*Task directions*
Transcribe each record precisely; images stay out.

*Supplied material*
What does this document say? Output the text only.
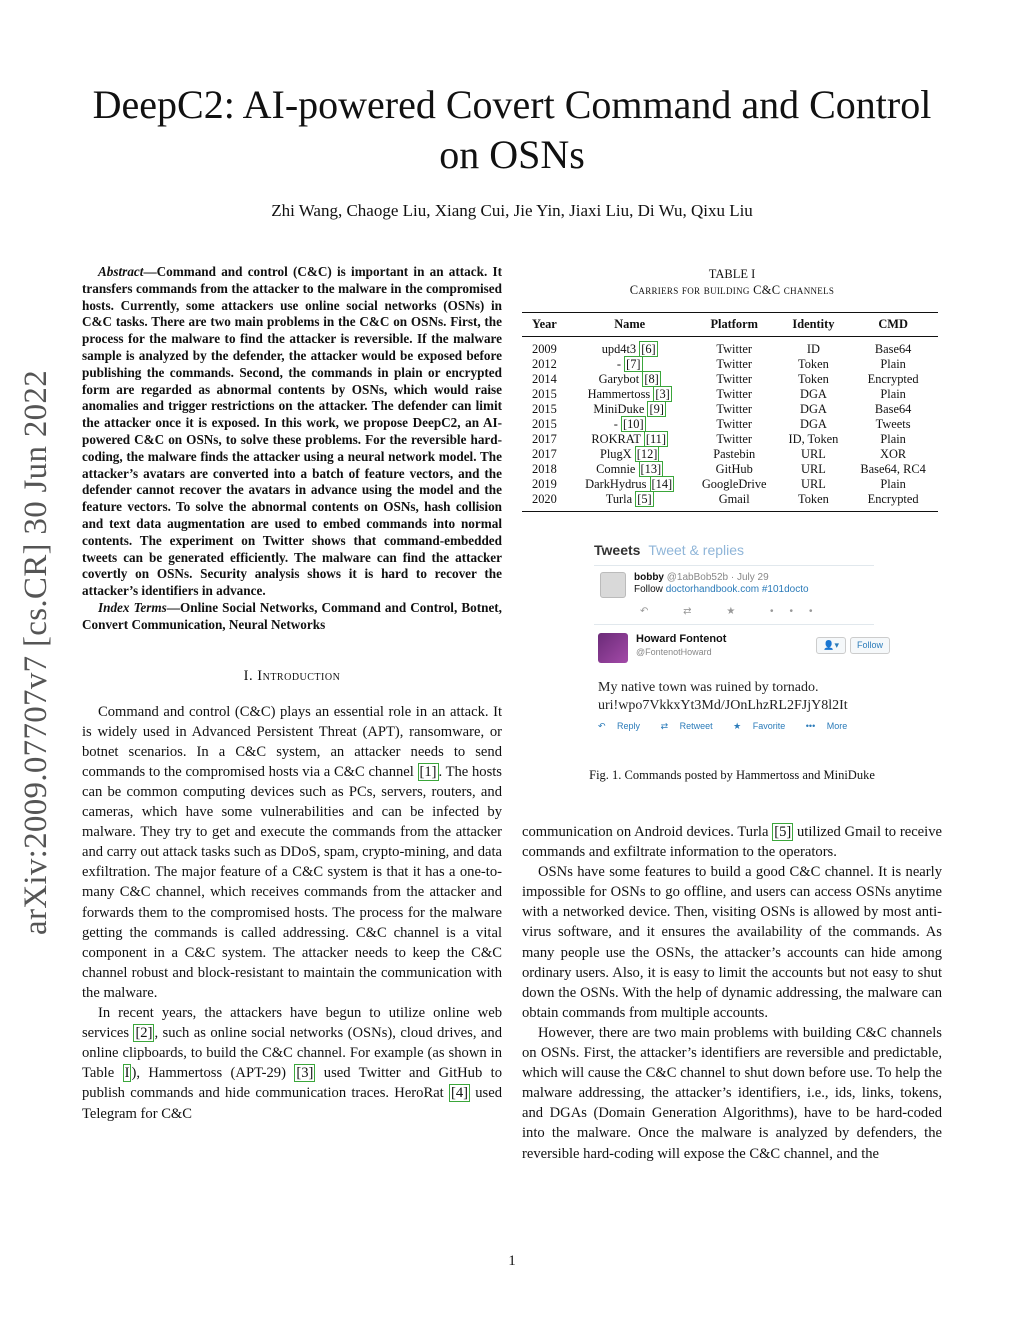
arXiv:2009.07707v7 [cs.CR] 30 Jun 2022
DeepC2: AI-powered Covert Command and Control
on OSNs
Zhi Wang, Chaoge Liu, Xiang Cui, Jie Yin, Jiaxi Liu, Di Wu, Qixu Liu
Abstract—Command and control (C&C) is important in an attack. It transfers commands from the attacker to the malware in the compromised hosts. Currently, some attackers use online social networks (OSNs) in C&C tasks. There are two main problems in the C&C on OSNs. First, the process for the malware to find the attacker is reversible. If the malware sample is analyzed by the defender, the attacker would be exposed before publishing the commands. Second, the commands in plain or encrypted form are regarded as abnormal contents by OSNs, which would raise anomalies and trigger restrictions on the attacker. The defender can limit the attacker once it is exposed. In this work, we propose DeepC2, an AI-powered C&C on OSNs, to solve these problems. For the reversible hard-coding, the malware finds the attacker using a neural network model. The attacker’s avatars are converted into a batch of feature vectors, and the defender cannot recover the avatars in advance using the model and the feature vectors. To solve the abnormal contents on OSNs, hash collision and text data augmentation are used to embed commands into normal contents. The experiment on Twitter shows that command-embedded tweets can be generated efficiently. The malware can find the attacker covertly on OSNs. Security analysis shows it is hard to recover the attacker’s identifiers in advance.
Index Terms—Online Social Networks, Command and Control, Botnet, Convert Communication, Neural Networks
I. Introduction

Command and control (C&C) plays an essential role in an attack. It is widely used in Advanced Persistent Threat (APT), ransomware, or botnet scenarios. In a C&C system, an attacker needs to send commands to the compromised hosts via a C&C channel [1] . The hosts can be common computing devices such as PCs, servers, routers, and cameras, which have some vulnerabilities and can be infected by malware. They try to get and execute the commands from the attacker and carry out attack tasks such as DDoS, spam, crypto-mining, and data exfiltration. The major feature of a C&C system is that it has a one-to-many C&C channel, which receives commands from the attacker and forwards them to the compromised hosts. The process for the malware getting the commands is called addressing. C&C channel is a vital component in a C&C system. The attacker needs to keep the C&C channel robust and block-resistant to maintain the communication with the malware.

In recent years, the attackers have begun to utilize online web services [2] , such as online social networks (OSNs), cloud drives, and online clipboards, to build the C&C channel. For example (as shown in Table I ), Hammertoss (APT-29) [3] used Twitter and GitHub to publish commands and hide communication traces. HeroRat [4] used Telegram for C&C

TABLE I
Carriers for building C&C channels
Year	Name	Platform	Identity	CMD
2009	upd4t3 [6]	Twitter	ID	Base64
2012	- [7]	Twitter	Token	Plain
2014	Garybot [8]	Twitter	Token	Encrypted
2015	Hammertoss [3]	Twitter	DGA	Plain
2015	MiniDuke [9]	Twitter	DGA	Base64
2015	- [10]	Twitter	DGA	Tweets
2017	ROKRAT [11]	Twitter	ID, Token	Plain
2017	PlugX [12]	Pastebin	URL	XOR
2018	Comnie [13]	GitHub	URL	Base64, RC4
2019	DarkHydrus [14]	GoogleDrive	URL	Plain
2020	Turla [5]	Gmail	Token	Encrypted
Tweets Tweet & replies
bobby @1abBob52b · July 29
Follow doctorhandbook.com #101docto
↶ ⇄ ★ •••
Howard Fontenot
@FontenotHoward
👤▾	Follow
My native town was ruined by tornado.
uri!wpo7VkkxYt3Md/JOnLhzRL2FJjY8l2It
↶ Reply ⇄ Retweet ★ Favorite ••• More
Fig. 1. Commands posted by Hammertoss and MiniDuke

communication on Android devices. Turla [5] utilized Gmail to receive commands and exfiltrate information to the operators.

OSNs have some features to build a good C&C channel. It is nearly impossible for OSNs to go offline, and users can access OSNs anytime with a networked device. Then, visiting OSNs is allowed by most anti-virus software, and it ensures the availability of the commands. As many people use the OSNs, the attacker’s accounts can hide among ordinary users. Also, it is easy to limit the accounts but not easy to shut down the OSNs. With the help of dynamic addressing, the malware can obtain commands from multiple accounts.

However, there are two main problems with building C&C channels on OSNs. First, the attacker’s identifiers are reversible and predictable, which will cause the C&C channel to shut down before use. To help the malware addressing, the attacker’s identifiers, i.e., ids, links, tokens, and DGAs (Domain Generation Algorithms), have to be hard-coded into the malware. Once the malware is analyzed by defenders, the reversible hard-coding will expose the C&C channel, and the

1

*Response to the task*
What does this document say? Output the text only.
arXiv:2009.07707v7 [cs.CR] 30 Jun 2022
DeepC2: AI-powered Covert Command and Control
on OSNs
Zhi Wang, Chaoge Liu, Xiang Cui, Jie Yin, Jiaxi Liu, Di Wu, Qixu Liu
Abstract—Command and control (C&C) is important in an attack. It transfers commands from the attacker to the malware in the compromised hosts. Currently, some attackers use online social networks (OSNs) in C&C tasks. There are two main problems in the C&C on OSNs. First, the process for the malware to find the attacker is reversible. If the malware sample is analyzed by the defender, the attacker would be exposed before publishing the commands. Second, the commands in plain or encrypted form are regarded as abnormal contents by OSNs, which would raise anomalies and trigger restrictions on the attacker. The defender can limit the attacker once it is exposed. In this work, we propose DeepC2, an AI-powered C&C on OSNs, to solve these problems. For the reversible hard-coding, the malware finds the attacker using a neural network model. The attacker’s avatars are converted into a batch of feature vectors, and the defender cannot recover the avatars in advance using the model and the feature vectors. To solve the abnormal contents on OSNs, hash collision and text data augmentation are used to embed commands into normal contents. The experiment on Twitter shows that command-embedded tweets can be generated efficiently. The malware can find the attacker covertly on OSNs. Security analysis shows it is hard to recover the attacker’s identifiers in advance.
Index Terms—Online Social Networks, Command and Control, Botnet, Convert Communication, Neural Networks
I. Introduction

Command and control (C&C) plays an essential role in an attack. It is widely used in Advanced Persistent Threat (APT), ransomware, or botnet scenarios. In a C&C system, an attacker needs to send commands to the compromised hosts via a C&C channel [1] . The hosts can be common computing devices such as PCs, servers, routers, and cameras, which have some vulnerabilities and can be infected by malware. They try to get and execute the commands from the attacker and carry out attack tasks such as DDoS, spam, crypto-mining, and data exfiltration. The major feature of a C&C system is that it has a one-to-many C&C channel, which receives commands from the attacker and forwards them to the compromised hosts. The process for the malware getting the commands is called addressing. C&C channel is a vital component in a C&C system. The attacker needs to keep the C&C channel robust and block-resistant to maintain the communication with the malware.

In recent years, the attackers have begun to utilize online web services [2] , such as online social networks (OSNs), cloud drives, and online clipboards, to build the C&C channel. For example (as shown in Table I ), Hammertoss (APT-29) [3] used Twitter and GitHub to publish commands and hide communication traces. HeroRat [4] used Telegram for C&C

TABLE I
Carriers for building C&C channels
Year	Name	Platform	Identity	CMD
2009	upd4t3 [6]	Twitter	ID	Base64
2012	- [7]	Twitter	Token	Plain
2014	Garybot [8]	Twitter	Token	Encrypted
2015	Hammertoss [3]	Twitter	DGA	Plain
2015	MiniDuke [9]	Twitter	DGA	Base64
2015	- [10]	Twitter	DGA	Tweets
2017	ROKRAT [11]	Twitter	ID, Token	Plain
2017	PlugX [12]	Pastebin	URL	XOR
2018	Comnie [13]	GitHub	URL	Base64, RC4
2019	DarkHydrus [14]	GoogleDrive	URL	Plain
2020	Turla [5]	Gmail	Token	Encrypted
Tweets Tweet & replies
bobby @1abBob52b · July 29
Follow doctorhandbook.com #101docto
↶ ⇄ ★ •••
Howard Fontenot
@FontenotHoward
👤▾	Follow
My native town was ruined by tornado.
uri!wpo7VkkxYt3Md/JOnLhzRL2FJjY8l2It
↶ Reply ⇄ Retweet ★ Favorite ••• More
Fig. 1. Commands posted by Hammertoss and MiniDuke

communication on Android devices. Turla [5] utilized Gmail to receive commands and exfiltrate information to the operators.

OSNs have some features to build a good C&C channel. It is nearly impossible for OSNs to go offline, and users can access OSNs anytime with a networked device. Then, visiting OSNs is allowed by most anti-virus software, and it ensures the availability of the commands. As many people use the OSNs, the attacker’s accounts can hide among ordinary users. Also, it is easy to limit the accounts but not easy to shut down the OSNs. With the help of dynamic addressing, the malware can obtain commands from multiple accounts.

However, there are two main problems with building C&C channels on OSNs. First, the attacker’s identifiers are reversible and predictable, which will cause the C&C channel to shut down before use. To help the malware addressing, the attacker’s identifiers, i.e., ids, links, tokens, and DGAs (Domain Generation Algorithms), have to be hard-coded into the malware. Once the malware is analyzed by defenders, the reversible hard-coding will expose the C&C channel, and the

1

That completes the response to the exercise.